▶ EXERCISE OBJECTIVE: Extract every line in the items below that contains the word "just".

** BEGIN RECORDS TO USE **

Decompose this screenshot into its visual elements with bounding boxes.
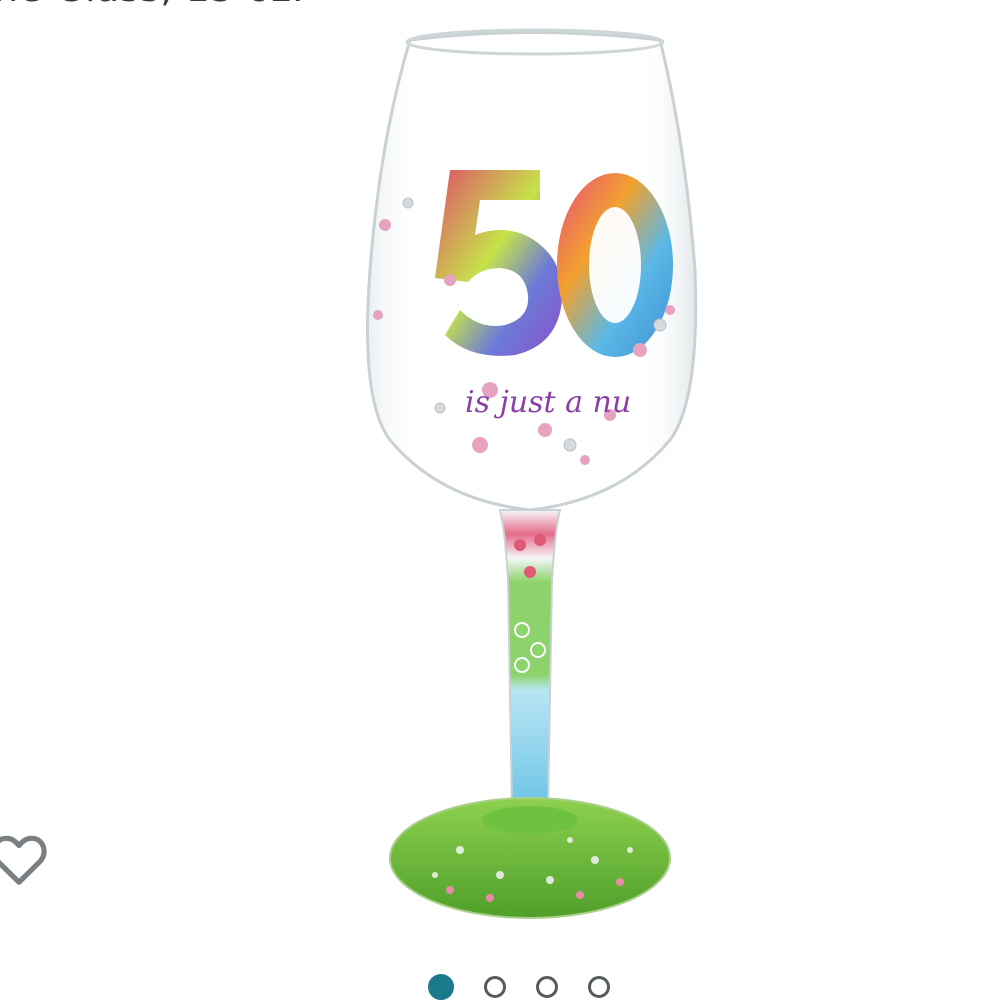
glass-stem <box>498 509 562 811</box>
heart-outline-icon[interactable] <box>0 828 50 890</box>
carousel-dot-4[interactable] <box>588 976 610 998</box>
carousel-dot-1[interactable] <box>428 974 454 1000</box>
carousel-indicators <box>428 970 610 1000</box>
product-image[interactable]: is just a nu <box>340 20 720 930</box>
product-page: ne Glass, 15 oz. <box>0 0 1000 1000</box>
product-title: ne Glass, 15 oz. <box>0 0 304 10</box>
carousel-dot-3[interactable] <box>536 976 558 998</box>
carousel-dot-2[interactable] <box>484 976 506 998</box>
glass-tagline: is just a nu <box>465 385 631 420</box>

** END RECORDS TO USE **

▶ IN RESPONSE:
product-image[interactable]: is just a nu <box>340 20 720 930</box>
glass-tagline: is just a nu <box>465 385 631 420</box>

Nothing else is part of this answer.